Stated problem:
Please print the entries verbatim, beginning with the line that contains "- ytick-right: -1%: [1210, 186, 1260, 203]" and continuing through the line that contains "- ytick-left: 0: [82, 153, 132, 170]". Include both of those lines.

Entries provided:
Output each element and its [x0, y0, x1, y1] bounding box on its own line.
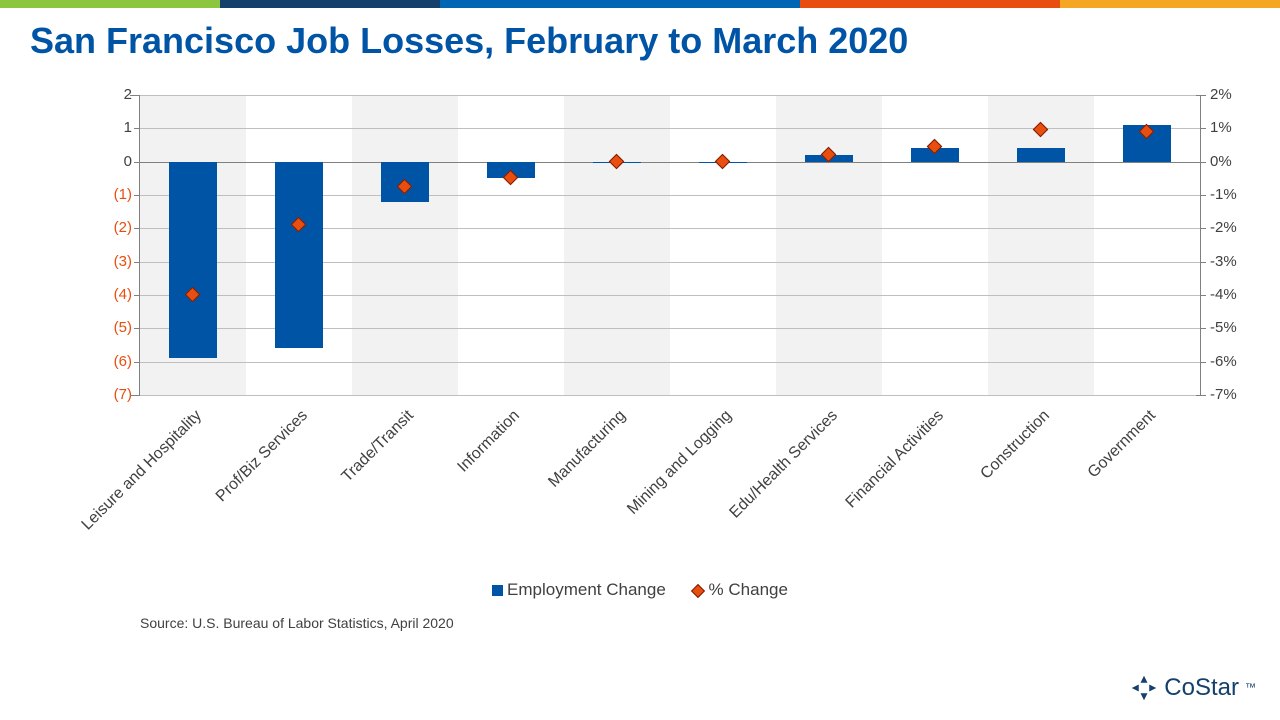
- ytick-right: -1%: [1210, 186, 1260, 203]
- bar: [169, 162, 217, 359]
- ytick-left: 2: [82, 86, 132, 103]
- legend-label-1: Employment Change: [507, 580, 666, 599]
- ytick-right: -5%: [1210, 319, 1260, 336]
- right-axis-line: [1200, 95, 1201, 395]
- ytick-left: (6): [82, 353, 132, 370]
- brand-text: CoStar: [1164, 674, 1239, 702]
- chart-plot-area: [140, 95, 1200, 395]
- legend-square-icon: [492, 585, 503, 596]
- ytick-right: -2%: [1210, 219, 1260, 236]
- ytick-left: (4): [82, 286, 132, 303]
- ytick-right: 0%: [1210, 153, 1260, 170]
- ytick-left: (5): [82, 319, 132, 336]
- pct-marker: [715, 153, 731, 169]
- legend-label-2: % Change: [709, 580, 788, 599]
- ytick-left: 1: [82, 119, 132, 136]
- bar: [275, 162, 323, 349]
- source-caption: Source: U.S. Bureau of Labor Statistics,…: [140, 615, 454, 631]
- ytick-right: 1%: [1210, 119, 1260, 136]
- ytick-left: (1): [82, 186, 132, 203]
- costar-icon: [1130, 674, 1158, 702]
- ytick-left: (3): [82, 253, 132, 270]
- ytick-left: (7): [82, 386, 132, 403]
- ytick-right: -7%: [1210, 386, 1260, 403]
- top-color-stripe: [0, 0, 1280, 8]
- ytick-right: -4%: [1210, 286, 1260, 303]
- ytick-left: (2): [82, 219, 132, 236]
- chart-title: San Francisco Job Losses, February to Ma…: [30, 20, 908, 62]
- ytick-right: -6%: [1210, 353, 1260, 370]
- trademark-icon: ™: [1245, 682, 1256, 694]
- legend-diamond-icon: [690, 583, 704, 597]
- bar: [1017, 148, 1065, 161]
- ytick-left: 0: [82, 153, 132, 170]
- brand-logo: CoStar ™: [1130, 674, 1256, 702]
- ytick-right: 2%: [1210, 86, 1260, 103]
- chart-legend: Employment Change % Change: [0, 580, 1280, 600]
- ytick-right: -3%: [1210, 253, 1260, 270]
- left-axis-line: [139, 95, 140, 395]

Solved problem:
- ytick-right: -1%: [1210, 186, 1260, 203]
- bar: [169, 162, 217, 359]
- ytick-left: 2: [82, 86, 132, 103]
- legend-label-1: Employment Change: [507, 580, 666, 599]
- ytick-right: -5%: [1210, 319, 1260, 336]
- right-axis-line: [1200, 95, 1201, 395]
- ytick-left: (6): [82, 353, 132, 370]
- brand-text: CoStar: [1164, 674, 1239, 702]
- chart-plot-area: [140, 95, 1200, 395]
- legend-square-icon: [492, 585, 503, 596]
- ytick-right: -2%: [1210, 219, 1260, 236]
- ytick-left: (4): [82, 286, 132, 303]
- ytick-right: 0%: [1210, 153, 1260, 170]
- ytick-left: (5): [82, 319, 132, 336]
- pct-marker: [715, 153, 731, 169]
- legend-label-2: % Change: [709, 580, 788, 599]
- ytick-left: 1: [82, 119, 132, 136]
- bar: [275, 162, 323, 349]
- source-caption: Source: U.S. Bureau of Labor Statistics,…: [140, 615, 454, 631]
- ytick-right: 1%: [1210, 119, 1260, 136]
- ytick-left: (1): [82, 186, 132, 203]
- costar-icon: [1130, 674, 1158, 702]
- ytick-left: (3): [82, 253, 132, 270]
- ytick-left: (7): [82, 386, 132, 403]
- ytick-right: -7%: [1210, 386, 1260, 403]
- top-color-stripe: [0, 0, 1280, 8]
- ytick-right: -4%: [1210, 286, 1260, 303]
- ytick-left: (2): [82, 219, 132, 236]
- chart-title: San Francisco Job Losses, February to Ma…: [30, 20, 908, 62]
- ytick-right: -6%: [1210, 353, 1260, 370]
- trademark-icon: ™: [1245, 682, 1256, 694]
- legend-diamond-icon: [690, 583, 704, 597]
- bar: [1017, 148, 1065, 161]
- ytick-left: 0: [82, 153, 132, 170]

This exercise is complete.